_Data in this exercise:_

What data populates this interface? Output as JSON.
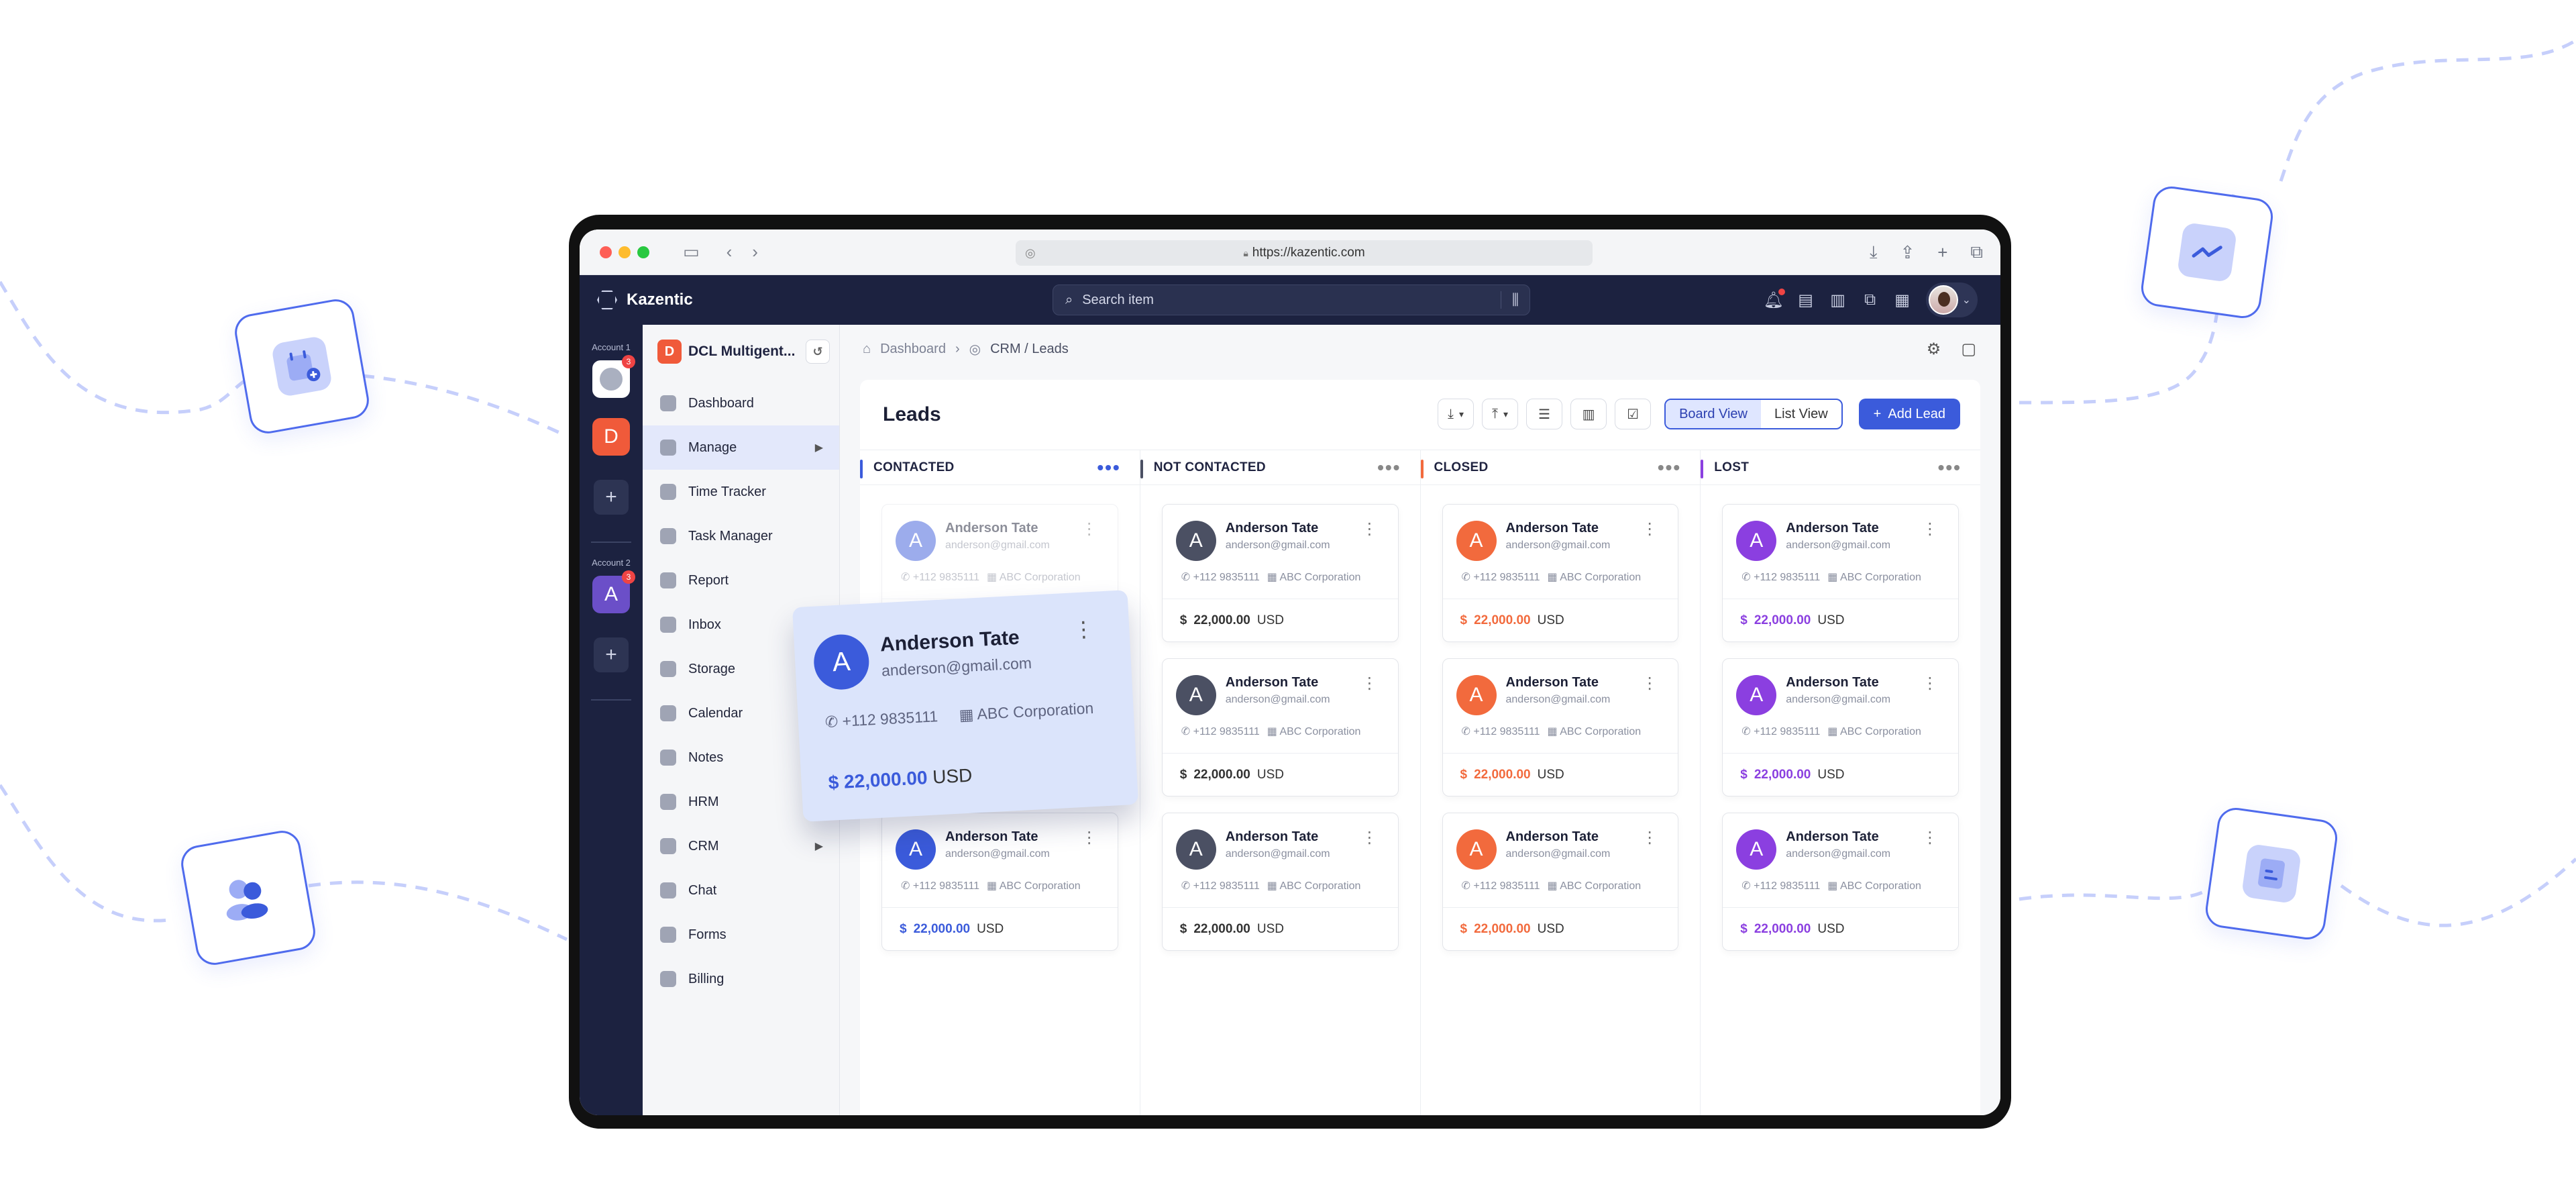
{
  "browser": {
    "url": "https://kazentic.com",
    "dot_colors": [
      "#fe5f57",
      "#febc2e",
      "#28c840"
    ]
  },
  "app": {
    "name": "Kazentic",
    "search_placeholder": "Search item"
  },
  "rail": {
    "account1_label": "Account 1",
    "account1_badge": "3",
    "workspace_letter": "D",
    "account2_label": "Account 2",
    "account2_letter": "A",
    "account2_badge": "3",
    "add": "+"
  },
  "sidebar": {
    "workspace_letter": "D",
    "workspace_name": "DCL Multigent...",
    "items": [
      {
        "label": "Dashboard",
        "icon": "dashboard-icon"
      },
      {
        "label": "Manage",
        "icon": "manage-icon"
      },
      {
        "label": "Time Tracker",
        "icon": "clock-icon"
      },
      {
        "label": "Task Manager",
        "icon": "task-icon"
      },
      {
        "label": "Report",
        "icon": "report-icon"
      },
      {
        "label": "Inbox",
        "icon": "inbox-icon"
      },
      {
        "label": "Storage",
        "icon": "storage-icon"
      },
      {
        "label": "Calendar",
        "icon": "calendar-icon"
      },
      {
        "label": "Notes",
        "icon": "notes-icon"
      },
      {
        "label": "HRM",
        "icon": "hrm-icon"
      },
      {
        "label": "CRM",
        "icon": "crm-icon"
      },
      {
        "label": "Chat",
        "icon": "chat-icon"
      },
      {
        "label": "Forms",
        "icon": "forms-icon"
      },
      {
        "label": "Billing",
        "icon": "billing-icon"
      }
    ]
  },
  "breadcrumb": {
    "home": "Dashboard",
    "current": "CRM / Leads"
  },
  "leads": {
    "title": "Leads",
    "board_view": "Board View",
    "list_view": "List View",
    "add_lead": "Add Lead",
    "columns": [
      {
        "label": "CONTACTED",
        "color": "#3b5bdb"
      },
      {
        "label": "NOT CONTACTED",
        "color": "#4b5063"
      },
      {
        "label": "CLOSED",
        "color": "#f26a3d"
      },
      {
        "label": "LOST",
        "color": "#8b3fe0"
      }
    ],
    "card": {
      "name": "Anderson Tate",
      "email": "anderson@gmail.com",
      "phone": "+112 9835111",
      "company": "ABC Corporation",
      "amount": "22,000.00",
      "currency": "USD",
      "initial": "A"
    },
    "drag_card": {
      "name": "Anderson Tate",
      "email": "anderson@gmail.com",
      "phone": "+112 9835111",
      "company": "ABC Corporation",
      "amount": "22,000.00",
      "currency": "USD",
      "initial": "A"
    }
  },
  "colors": {
    "accent": "#3b5bdb",
    "dark": "#1c2240",
    "closed": "#f26a3d",
    "lost": "#8b3fe0",
    "not_contacted": "#4b5063"
  }
}
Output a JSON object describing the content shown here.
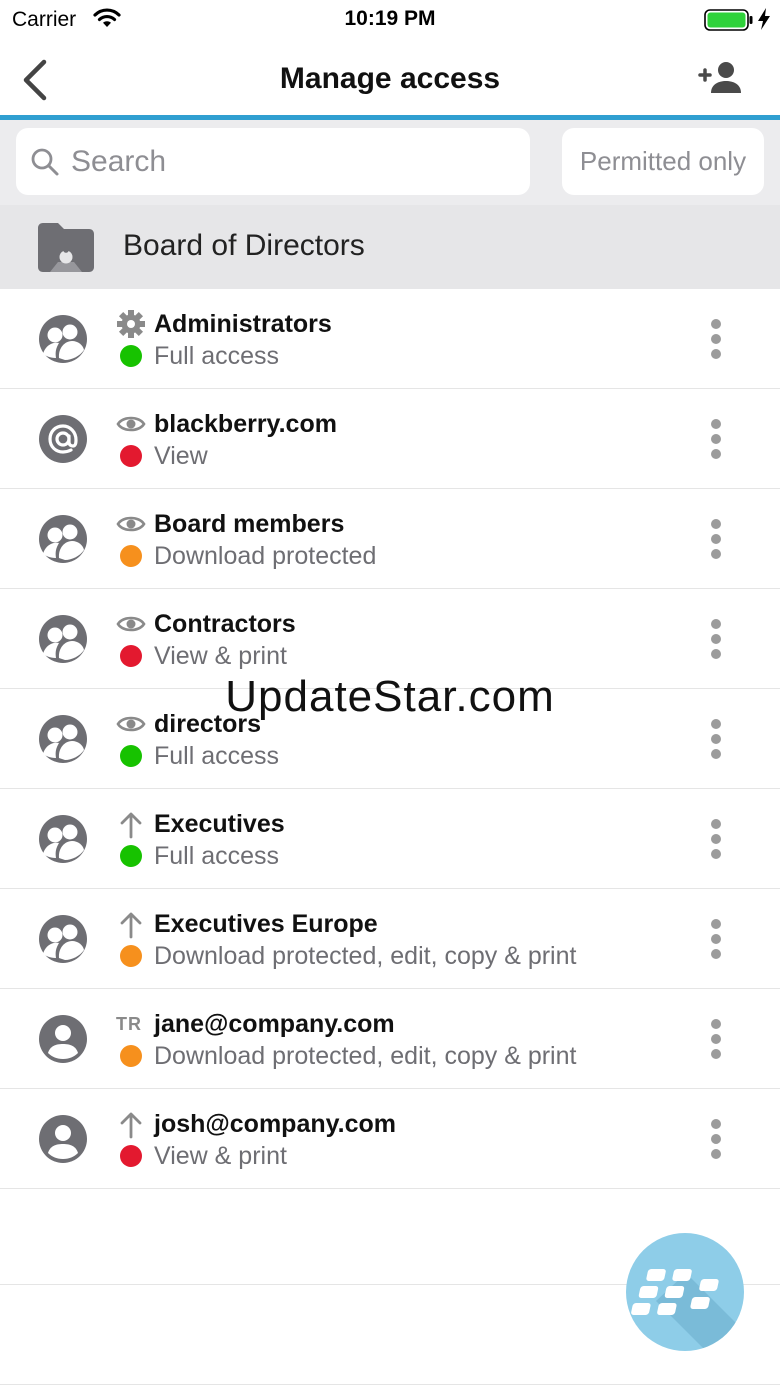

_Exercise brief:_
Which lines hold the string "Output"? List them all.

_Answer to the problem:_
What data populates this interface? Output as JSON.
Output a JSON object describing the content shown here.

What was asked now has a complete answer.